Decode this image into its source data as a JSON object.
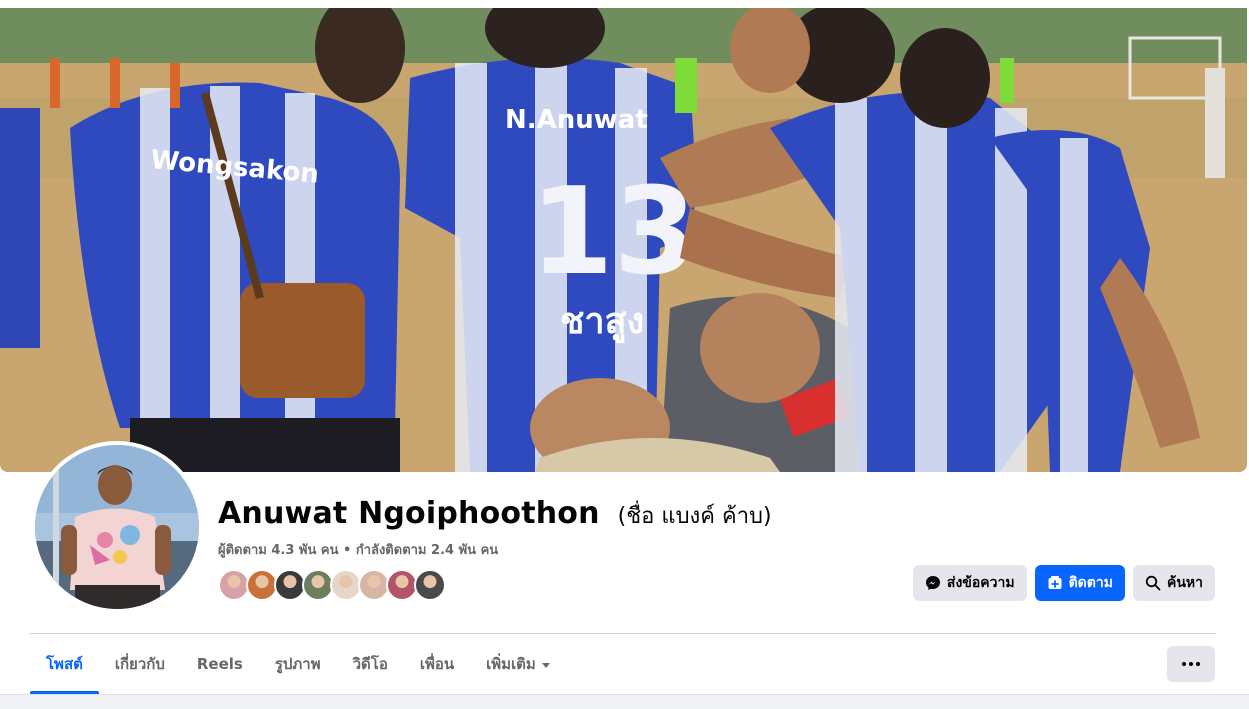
{
  "profile": {
    "name": "Anuwat Ngoiphoothon",
    "alt_name": "(ชื่อ แบงค์ ค้าบ)",
    "stats": "ผู้ติดตาม 4.3 พัน คน • กำลังติดตาม 2.4 พัน คน"
  },
  "follower_avatar_colors": [
    "#d6a2a8",
    "#c9713b",
    "#3a3a3a",
    "#6b7f5e",
    "#e5d6c8",
    "#d8b6a6",
    "#b4546a",
    "#4a4a4a"
  ],
  "actions": {
    "message_label": "ส่งข้อความ",
    "follow_label": "ติดตาม",
    "search_label": "ค้นหา"
  },
  "tabs": [
    {
      "label": "โพสต์",
      "active": true
    },
    {
      "label": "เกี่ยวกับ"
    },
    {
      "label": "Reels"
    },
    {
      "label": "รูปภาพ"
    },
    {
      "label": "วิดีโอ"
    },
    {
      "label": "เพื่อน"
    },
    {
      "label": "เพิ่มเติม"
    }
  ],
  "cover_jersey_texts": [
    "Wongsakon",
    "N.Anuwat",
    "13",
    "ชาสูง"
  ],
  "icons": {
    "message": "messenger-icon",
    "follow": "follow-icon",
    "search": "search-icon",
    "more": "more-options-icon",
    "dropdown": "caret-down-icon"
  },
  "colors": {
    "accent": "#0866ff",
    "secondary_text": "#65676b",
    "button_gray": "#e4e6eb"
  }
}
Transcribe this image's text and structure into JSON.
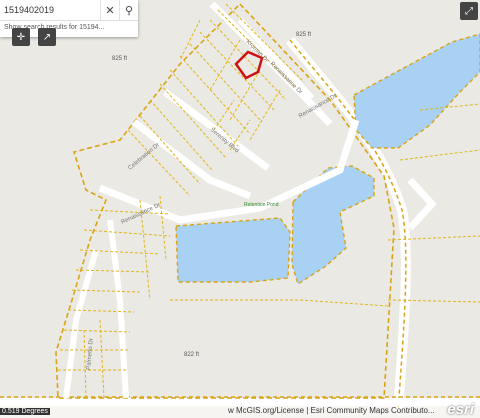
{
  "search": {
    "value": "1519402019",
    "suggestion": "Show search results for 15194..."
  },
  "icons": {
    "clear": "close-icon",
    "search": "search-icon",
    "expand": "expand-icon"
  },
  "map": {
    "streets": [
      "Kroman Dr",
      "Renaissance Dr",
      "Renaissance Dr",
      "Celebration Dr",
      "Serenity Blvd",
      "Renaissance Dr",
      "Palmetto Dr"
    ],
    "elevations": [
      "825 ft",
      "825 ft",
      "822 ft"
    ],
    "water_label": "Retention Pond"
  },
  "attribution": "w McGIS.org/License | Esri Community Maps Contributo...",
  "scale_label": "0.519 Degrees",
  "esri": "esri",
  "colors": {
    "water": "#a9d1f3",
    "parcel": "#e0b61c",
    "road": "#ffffff",
    "bg": "#ebe9e3",
    "highlight": "#cc1111"
  }
}
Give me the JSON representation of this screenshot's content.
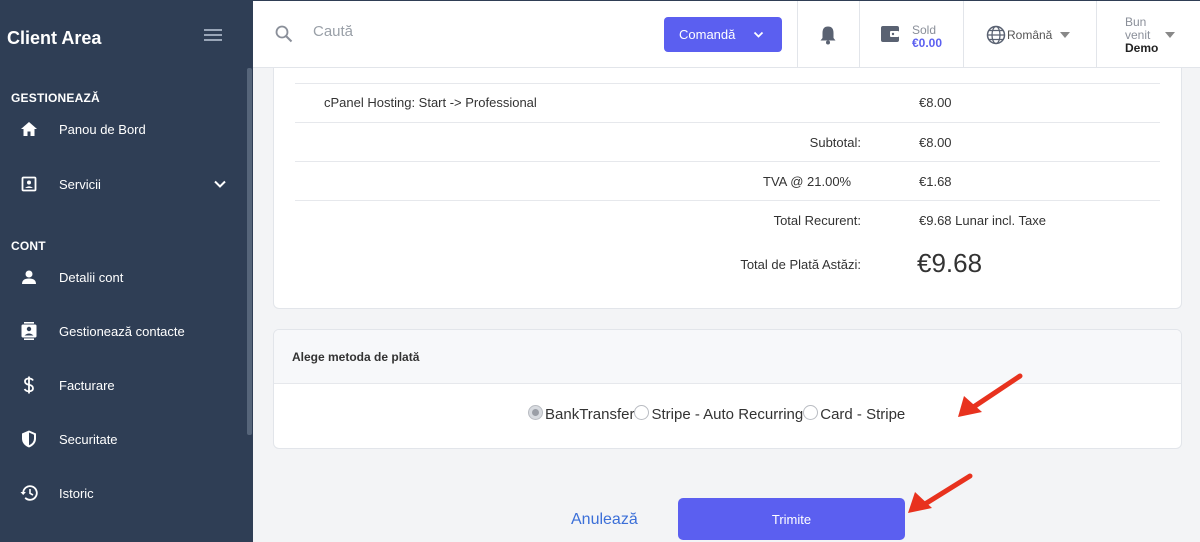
{
  "sidebar": {
    "brand": "Client Area",
    "sections": [
      {
        "title": "GESTIONEAZĂ"
      },
      {
        "title": "CONT"
      }
    ],
    "items": [
      {
        "label": "Panou de Bord",
        "icon": "home-icon"
      },
      {
        "label": "Servicii",
        "icon": "services-icon"
      },
      {
        "label": "Detalii cont",
        "icon": "person-icon"
      },
      {
        "label": "Gestionează contacte",
        "icon": "contacts-icon"
      },
      {
        "label": "Facturare",
        "icon": "dollar-icon"
      },
      {
        "label": "Securitate",
        "icon": "shield-icon"
      },
      {
        "label": "Istoric",
        "icon": "history-icon"
      }
    ]
  },
  "header": {
    "search_placeholder": "Caută",
    "order_label": "Comandă",
    "sold_label": "Sold",
    "sold_value": "€0.00",
    "language": "Română",
    "welcome": "Bun venit",
    "user_name": "Demo"
  },
  "summary": {
    "product": "cPanel Hosting: Start -> Professional",
    "product_price": "€8.00",
    "subtotal_label": "Subtotal:",
    "subtotal_value": "€8.00",
    "tax_label": "TVA @ 21.00%",
    "tax_value": "€1.68",
    "recurring_label": "Total Recurent:",
    "recurring_value": "€9.68 Lunar incl. Taxe",
    "total_label": "Total de Plată Astăzi:",
    "total_value": "€9.68"
  },
  "payment": {
    "title": "Alege metoda de plată",
    "options": [
      {
        "label": "BankTransfer",
        "checked": true
      },
      {
        "label": "Stripe - Auto Recurring",
        "checked": false
      },
      {
        "label": "Card - Stripe",
        "checked": false
      }
    ]
  },
  "actions": {
    "cancel_label": "Anulează",
    "submit_label": "Trimite"
  },
  "colors": {
    "sidebar_bg": "#2f3e55",
    "accent": "#5b5ff0",
    "annotation_arrow": "#e8321e"
  }
}
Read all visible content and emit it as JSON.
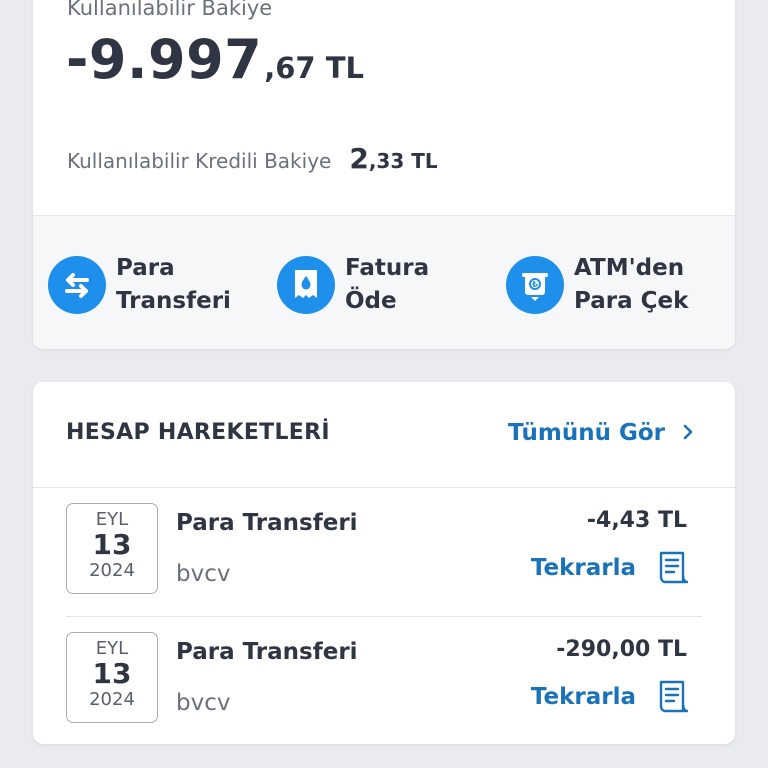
{
  "balance": {
    "label": "Kullanılabilir Bakiye",
    "amount_int": "-9.997",
    "amount_dec": ",67 TL",
    "credit_label": "Kullanılabilir Kredili Bakiye",
    "credit_int": "2",
    "credit_dec": ",33 TL"
  },
  "quick_actions": [
    {
      "line1": "Para",
      "line2": "Transferi",
      "icon": "transfer-arrows-icon"
    },
    {
      "line1": "Fatura",
      "line2": "Öde",
      "icon": "bill-icon"
    },
    {
      "line1": "ATM'den",
      "line2": "Para Çek",
      "icon": "atm-icon"
    }
  ],
  "transactions": {
    "title": "HESAP HAREKETLERİ",
    "see_all": "Tümünü Gör",
    "see_all_icon": "chevron-right-icon",
    "repeat_icon": "receipt-icon",
    "items": [
      {
        "month": "EYL",
        "day": "13",
        "year": "2024",
        "name": "Para Transferi",
        "description": "bvcv",
        "amount": "-4,43 TL",
        "repeat_label": "Tekrarla"
      },
      {
        "month": "EYL",
        "day": "13",
        "year": "2024",
        "name": "Para Transferi",
        "description": "bvcv",
        "amount": "-290,00 TL",
        "repeat_label": "Tekrarla"
      }
    ]
  },
  "colors": {
    "accent_blue": "#1e90ec",
    "link_blue": "#1a73b8",
    "background": "#e9ebef",
    "text_dark": "#2f3542"
  }
}
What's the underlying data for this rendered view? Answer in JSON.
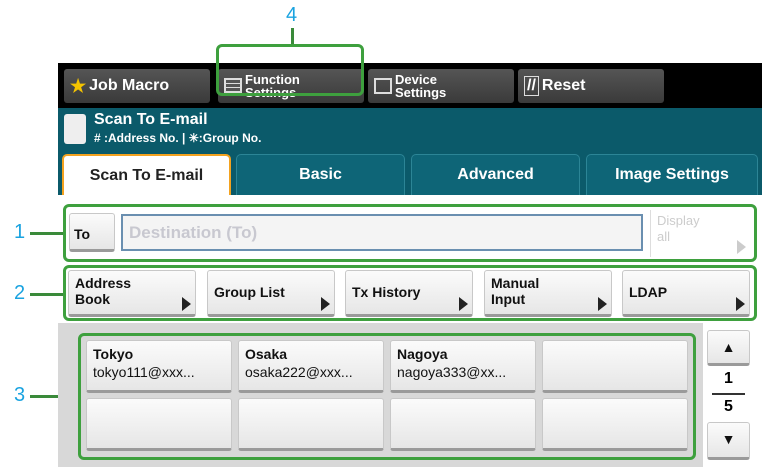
{
  "callouts": [
    "1",
    "2",
    "3",
    "4"
  ],
  "toolbar": {
    "job_macro": "Job Macro",
    "function_settings": [
      "Function",
      "Settings"
    ],
    "device_settings": [
      "Device",
      "Settings"
    ],
    "reset": "Reset"
  },
  "header": {
    "title": "Scan To E-mail",
    "subtitle": "# :Address No. | ✳:Group No."
  },
  "tabs": [
    "Scan To E-mail",
    "Basic",
    "Advanced",
    "Image Settings"
  ],
  "destination": {
    "to_label": "To",
    "placeholder": "Destination (To)",
    "display_all": [
      "Display",
      "all"
    ]
  },
  "sources": [
    [
      "Address",
      "Book"
    ],
    [
      "Group List"
    ],
    [
      "Tx History"
    ],
    [
      "Manual",
      "Input"
    ],
    [
      "LDAP"
    ]
  ],
  "addresses": [
    {
      "name": "Tokyo",
      "email": "tokyo111@xxx..."
    },
    {
      "name": "Osaka",
      "email": "osaka222@xxx..."
    },
    {
      "name": "Nagoya",
      "email": "nagoya333@xx..."
    },
    {
      "name": "",
      "email": ""
    },
    {
      "name": "",
      "email": ""
    },
    {
      "name": "",
      "email": ""
    },
    {
      "name": "",
      "email": ""
    },
    {
      "name": "",
      "email": ""
    }
  ],
  "pager": {
    "current": "1",
    "total": "5"
  },
  "colors": {
    "teal": "#0b5a6a",
    "callout": "#1aa3e0",
    "highlight": "#3ea03e",
    "active_tab": "#f3a21f"
  }
}
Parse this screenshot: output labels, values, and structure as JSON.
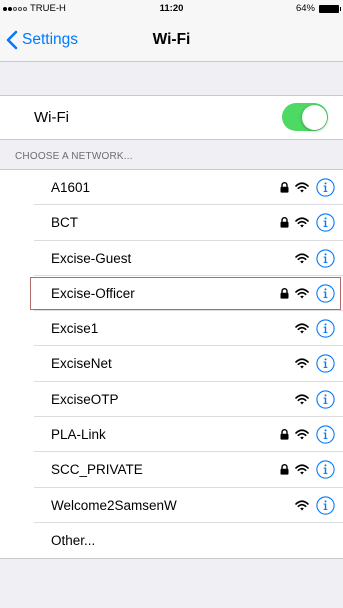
{
  "status_bar": {
    "carrier": "TRUE-H",
    "time": "11:20",
    "battery": "64%"
  },
  "nav": {
    "back_label": "Settings",
    "title": "Wi-Fi"
  },
  "wifi_toggle": {
    "label": "Wi-Fi",
    "on": true
  },
  "section_header": "CHOOSE A NETWORK...",
  "networks": [
    {
      "name": "A1601",
      "secured": true
    },
    {
      "name": "BCT",
      "secured": true
    },
    {
      "name": "Excise-Guest",
      "secured": false
    },
    {
      "name": "Excise-Officer",
      "secured": true,
      "highlighted": true
    },
    {
      "name": "Excise1",
      "secured": false
    },
    {
      "name": "ExciseNet",
      "secured": false
    },
    {
      "name": "ExciseOTP",
      "secured": false
    },
    {
      "name": "PLA-Link",
      "secured": true
    },
    {
      "name": "SCC_PRIVATE",
      "secured": true
    },
    {
      "name": "Welcome2SamsenW",
      "secured": false
    }
  ],
  "other_label": "Other...",
  "colors": {
    "accent": "#007aff",
    "toggle_on": "#4cd964",
    "highlight_border": "#b06a6a"
  },
  "icons": {
    "lock": "lock-icon",
    "wifi": "wifi-signal-icon",
    "info": "info-icon",
    "back": "chevron-left-icon"
  }
}
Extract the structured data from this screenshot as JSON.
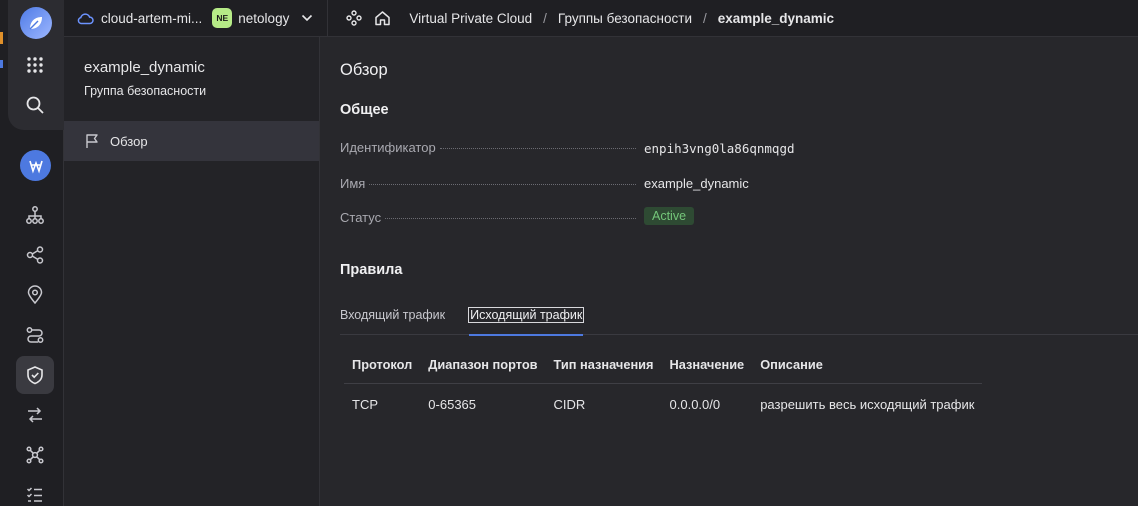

What to work on: Look through the records and gather each line with the word "Group".

Complete response:
    "subtitle": "# :Address No. | ✳:Group No."
      "Group List"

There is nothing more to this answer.